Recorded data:
************
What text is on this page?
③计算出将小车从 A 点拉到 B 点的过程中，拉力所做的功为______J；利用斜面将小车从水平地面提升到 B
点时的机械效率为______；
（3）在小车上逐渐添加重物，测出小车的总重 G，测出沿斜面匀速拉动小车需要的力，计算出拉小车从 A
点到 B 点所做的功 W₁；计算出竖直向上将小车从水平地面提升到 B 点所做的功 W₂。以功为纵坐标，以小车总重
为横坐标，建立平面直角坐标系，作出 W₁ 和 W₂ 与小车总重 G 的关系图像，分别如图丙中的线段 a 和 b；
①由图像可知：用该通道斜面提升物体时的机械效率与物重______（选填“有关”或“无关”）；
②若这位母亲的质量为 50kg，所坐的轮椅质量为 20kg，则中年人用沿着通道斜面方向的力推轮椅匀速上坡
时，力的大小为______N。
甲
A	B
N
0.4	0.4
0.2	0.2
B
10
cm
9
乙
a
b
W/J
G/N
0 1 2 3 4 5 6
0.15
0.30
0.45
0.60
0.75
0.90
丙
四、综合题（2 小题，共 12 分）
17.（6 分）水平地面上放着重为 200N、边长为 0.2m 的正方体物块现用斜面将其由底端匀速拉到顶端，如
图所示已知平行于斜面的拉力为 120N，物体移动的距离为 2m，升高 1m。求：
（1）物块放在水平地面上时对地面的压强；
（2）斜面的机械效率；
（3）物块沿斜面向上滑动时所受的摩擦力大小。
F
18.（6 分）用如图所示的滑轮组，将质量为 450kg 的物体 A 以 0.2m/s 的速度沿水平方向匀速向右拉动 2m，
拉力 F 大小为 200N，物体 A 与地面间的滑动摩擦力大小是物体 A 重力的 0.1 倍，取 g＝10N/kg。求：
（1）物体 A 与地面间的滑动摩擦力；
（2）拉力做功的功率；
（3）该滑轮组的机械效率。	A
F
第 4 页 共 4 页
************
# Required work
Extract, word for word, each line of the listing above.

# Response to the task
What text is on this page?
③计算出将小车从 A 点拉到 B 点的过程中，拉力所做的功为______J；利用斜面将小车从水平地面提升到 B
点时的机械效率为______；
（3）在小车上逐渐添加重物，测出小车的总重 G，测出沿斜面匀速拉动小车需要的力，计算出拉小车从 A
点到 B 点所做的功 W₁；计算出竖直向上将小车从水平地面提升到 B 点所做的功 W₂。以功为纵坐标，以小车总重
为横坐标，建立平面直角坐标系，作出 W₁ 和 W₂ 与小车总重 G 的关系图像，分别如图丙中的线段 a 和 b；
①由图像可知：用该通道斜面提升物体时的机械效率与物重______（选填“有关”或“无关”）；
②若这位母亲的质量为 50kg，所坐的轮椅质量为 20kg，则中年人用沿着通道斜面方向的力推轮椅匀速上坡
时，力的大小为______N。
甲
A	B
N
0.4	0.4
0.2	0.2
B
10
cm
9
乙
a
b
W/J
G/N
0 1 2 3 4 5 6
0.15
0.30
0.45
0.60
0.75
0.90
丙
四、综合题（2 小题，共 12 分）
17.（6 分）水平地面上放着重为 200N、边长为 0.2m 的正方体物块现用斜面将其由底端匀速拉到顶端，如
图所示已知平行于斜面的拉力为 120N，物体移动的距离为 2m，升高 1m。求：
（1）物块放在水平地面上时对地面的压强；
（2）斜面的机械效率；
（3）物块沿斜面向上滑动时所受的摩擦力大小。
F
18.（6 分）用如图所示的滑轮组，将质量为 450kg 的物体 A 以 0.2m/s 的速度沿水平方向匀速向右拉动 2m，
拉力 F 大小为 200N，物体 A 与地面间的滑动摩擦力大小是物体 A 重力的 0.1 倍，取 g＝10N/kg。求：
（1）物体 A 与地面间的滑动摩擦力；
（2）拉力做功的功率；
（3）该滑轮组的机械效率。	A
F
第 4 页 共 4 页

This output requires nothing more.